**Objective**
Pictures in the records should not be copied, but every other part must be repeated exactly.

**Dataset records**
★ ★ ★ ★ ★
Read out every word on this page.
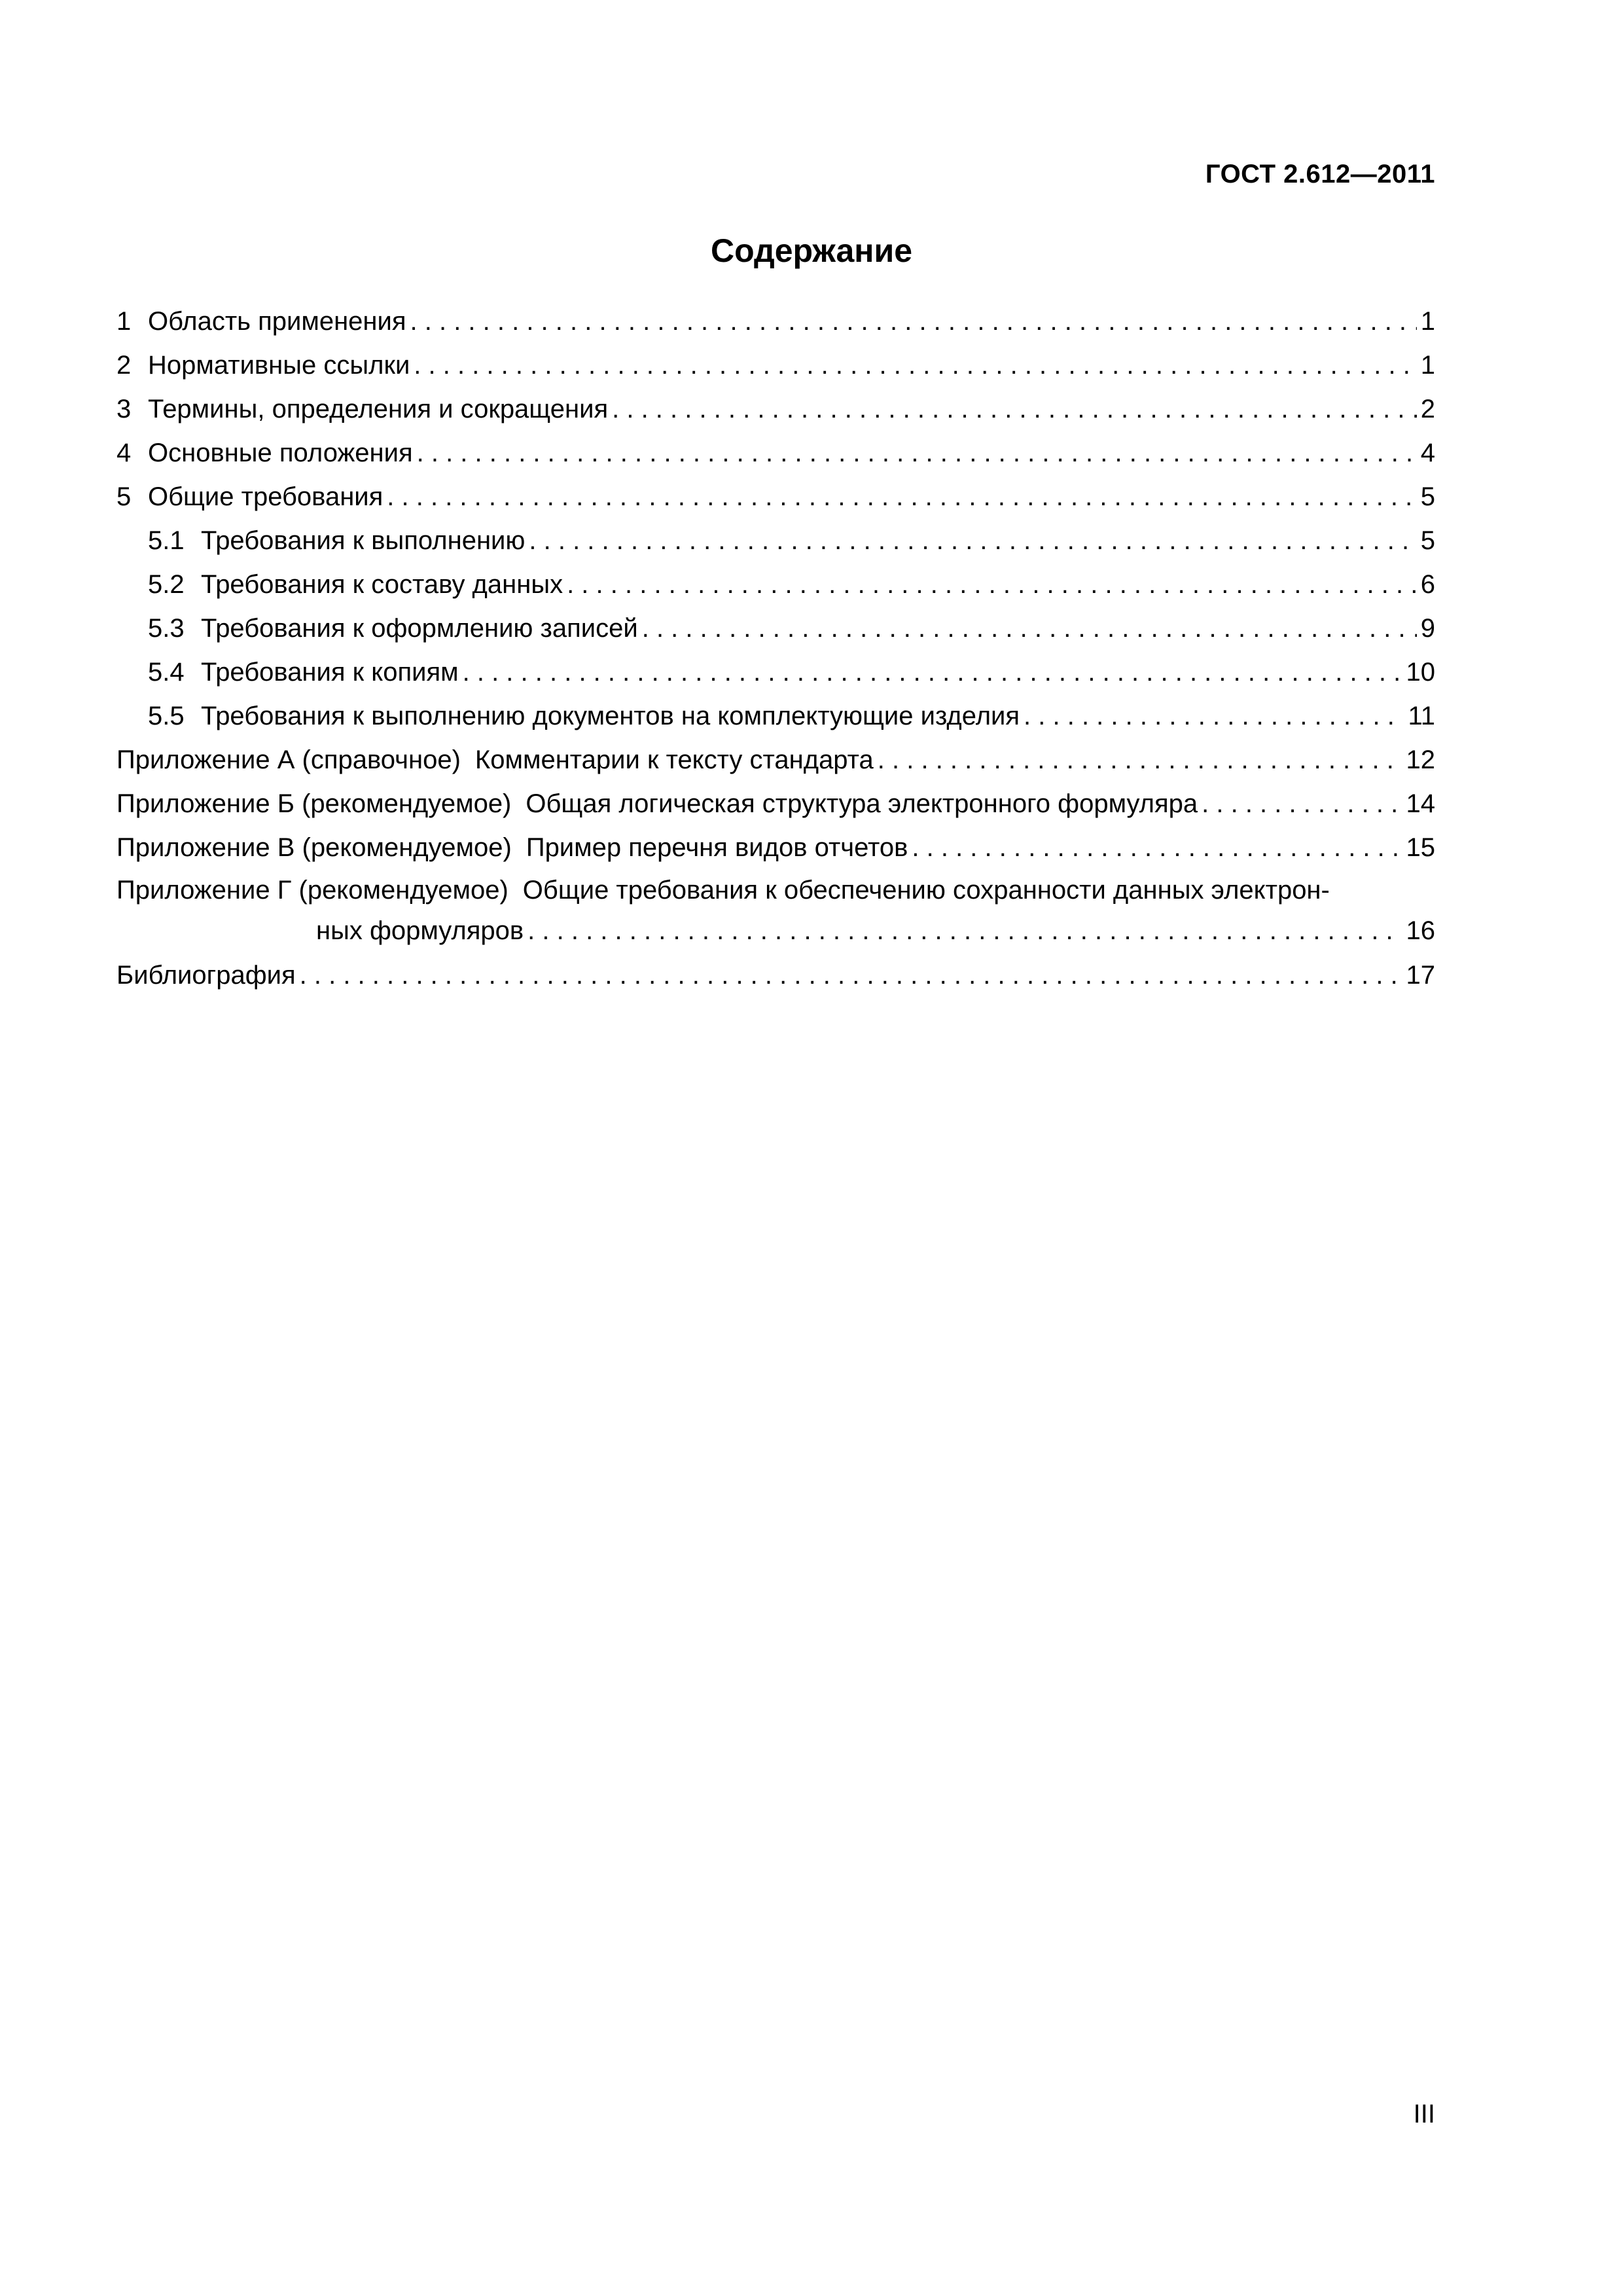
ГОСТ 2.612—2011
Содержание
1 Область применения . . .	1
2 Нормативные ссылки . . .	1
3 Термины, определения и сокращения . . .	2
4 Основные положения . . .	4
5 Общие требования . . .	5
5.1 Требования к выполнению . . .	5
5.2 Требования к составу данных . . .	6
5.3 Требования к оформлению записей . . .	9
5.4 Требования к копиям . . .	10
5.5 Требования к выполнению документов на комплектующие изделия . . .	11
Приложение А (справочное) Комментарии к тексту стандарта . . .	12
Приложение Б (рекомендуемое) Общая логическая структура электронного формуляра . . .	14
Приложение В (рекомендуемое) Пример перечня видов отчетов . . .	15
Приложение Г (рекомендуемое) Общие требования к обеспечению сохранности данных электрон-
ных формуляров . . .	16
Библиография . . .	17
III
★ ★ ★ ★ ★
**Reply**
Read out every word on this page.
ГОСТ 2.612—2011
Содержание
1 Область применения . . .	1
2 Нормативные ссылки . . .	1
3 Термины, определения и сокращения . . .	2
4 Основные положения . . .	4
5 Общие требования . . .	5
5.1 Требования к выполнению . . .	5
5.2 Требования к составу данных . . .	6
5.3 Требования к оформлению записей . . .	9
5.4 Требования к копиям . . .	10
5.5 Требования к выполнению документов на комплектующие изделия . . .	11
Приложение А (справочное) Комментарии к тексту стандарта . . .	12
Приложение Б (рекомендуемое) Общая логическая структура электронного формуляра . . .	14
Приложение В (рекомендуемое) Пример перечня видов отчетов . . .	15
Приложение Г (рекомендуемое) Общие требования к обеспечению сохранности данных электрон-
ных формуляров . . .	16
Библиография . . .	17
III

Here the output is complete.